● TASK REQUIREMENTS: Can you rewrite every line of the items below, swapping "redacted-block" for "masked-block" wherever it appears and leaving everything else unchanged?

● DATA LISTING:

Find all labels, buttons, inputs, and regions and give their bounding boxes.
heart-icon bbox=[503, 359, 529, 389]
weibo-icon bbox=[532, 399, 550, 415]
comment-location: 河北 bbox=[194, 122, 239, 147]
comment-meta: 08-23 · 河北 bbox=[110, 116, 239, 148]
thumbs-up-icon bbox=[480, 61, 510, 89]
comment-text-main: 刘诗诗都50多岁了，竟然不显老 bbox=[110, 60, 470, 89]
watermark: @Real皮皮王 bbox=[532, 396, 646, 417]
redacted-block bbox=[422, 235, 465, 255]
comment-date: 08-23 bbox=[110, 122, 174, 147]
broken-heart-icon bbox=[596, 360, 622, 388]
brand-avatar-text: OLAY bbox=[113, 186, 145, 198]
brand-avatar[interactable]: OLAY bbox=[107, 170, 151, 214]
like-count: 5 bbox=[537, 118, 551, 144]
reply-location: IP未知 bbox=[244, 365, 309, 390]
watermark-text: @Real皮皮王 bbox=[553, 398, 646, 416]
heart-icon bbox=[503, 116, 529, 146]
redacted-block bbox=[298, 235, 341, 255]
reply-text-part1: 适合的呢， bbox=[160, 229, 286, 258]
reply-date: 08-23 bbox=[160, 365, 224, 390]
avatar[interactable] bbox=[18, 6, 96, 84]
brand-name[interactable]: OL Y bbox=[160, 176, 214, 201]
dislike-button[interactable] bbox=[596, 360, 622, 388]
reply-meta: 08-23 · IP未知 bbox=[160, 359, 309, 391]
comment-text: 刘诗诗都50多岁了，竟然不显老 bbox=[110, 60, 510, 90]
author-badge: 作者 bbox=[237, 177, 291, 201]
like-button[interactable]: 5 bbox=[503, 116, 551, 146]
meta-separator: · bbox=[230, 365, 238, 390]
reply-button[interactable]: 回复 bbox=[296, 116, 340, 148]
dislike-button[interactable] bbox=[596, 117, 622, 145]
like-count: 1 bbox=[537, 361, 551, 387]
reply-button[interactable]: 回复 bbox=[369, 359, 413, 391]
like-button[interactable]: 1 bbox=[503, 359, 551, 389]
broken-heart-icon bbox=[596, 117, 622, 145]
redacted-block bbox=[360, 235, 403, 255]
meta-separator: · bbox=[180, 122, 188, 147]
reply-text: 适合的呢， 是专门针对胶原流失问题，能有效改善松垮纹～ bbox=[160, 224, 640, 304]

● EXPECTED ANSWER:
Find all labels, buttons, inputs, and regions and give their bounding boxes.
heart-icon bbox=[503, 359, 529, 389]
weibo-icon bbox=[532, 399, 550, 415]
comment-location: 河北 bbox=[194, 122, 239, 147]
comment-meta: 08-23 · 河北 bbox=[110, 116, 239, 148]
thumbs-up-icon bbox=[480, 61, 510, 89]
comment-text-main: 刘诗诗都50多岁了，竟然不显老 bbox=[110, 60, 470, 89]
watermark: @Real皮皮王 bbox=[532, 396, 646, 417]
masked-block bbox=[422, 235, 465, 255]
comment-date: 08-23 bbox=[110, 122, 174, 147]
broken-heart-icon bbox=[596, 360, 622, 388]
brand-avatar-text: OLAY bbox=[113, 186, 145, 198]
brand-avatar[interactable]: OLAY bbox=[107, 170, 151, 214]
like-count: 5 bbox=[537, 118, 551, 144]
reply-location: IP未知 bbox=[244, 365, 309, 390]
watermark-text: @Real皮皮王 bbox=[553, 398, 646, 416]
heart-icon bbox=[503, 116, 529, 146]
masked-block bbox=[298, 235, 341, 255]
reply-text-part1: 适合的呢， bbox=[160, 229, 286, 258]
reply-date: 08-23 bbox=[160, 365, 224, 390]
avatar[interactable] bbox=[18, 6, 96, 84]
brand-name[interactable]: OL Y bbox=[160, 176, 214, 201]
dislike-button[interactable] bbox=[596, 360, 622, 388]
reply-meta: 08-23 · IP未知 bbox=[160, 359, 309, 391]
comment-text: 刘诗诗都50多岁了，竟然不显老 bbox=[110, 60, 510, 90]
author-badge: 作者 bbox=[237, 177, 291, 201]
like-button[interactable]: 5 bbox=[503, 116, 551, 146]
meta-separator: · bbox=[230, 365, 238, 390]
reply-button[interactable]: 回复 bbox=[296, 116, 340, 148]
dislike-button[interactable] bbox=[596, 117, 622, 145]
like-count: 1 bbox=[537, 361, 551, 387]
reply-button[interactable]: 回复 bbox=[369, 359, 413, 391]
like-button[interactable]: 1 bbox=[503, 359, 551, 389]
broken-heart-icon bbox=[596, 117, 622, 145]
masked-block bbox=[360, 235, 403, 255]
meta-separator: · bbox=[180, 122, 188, 147]
reply-text: 适合的呢， 是专门针对胶原流失问题，能有效改善松垮纹～ bbox=[160, 224, 640, 304]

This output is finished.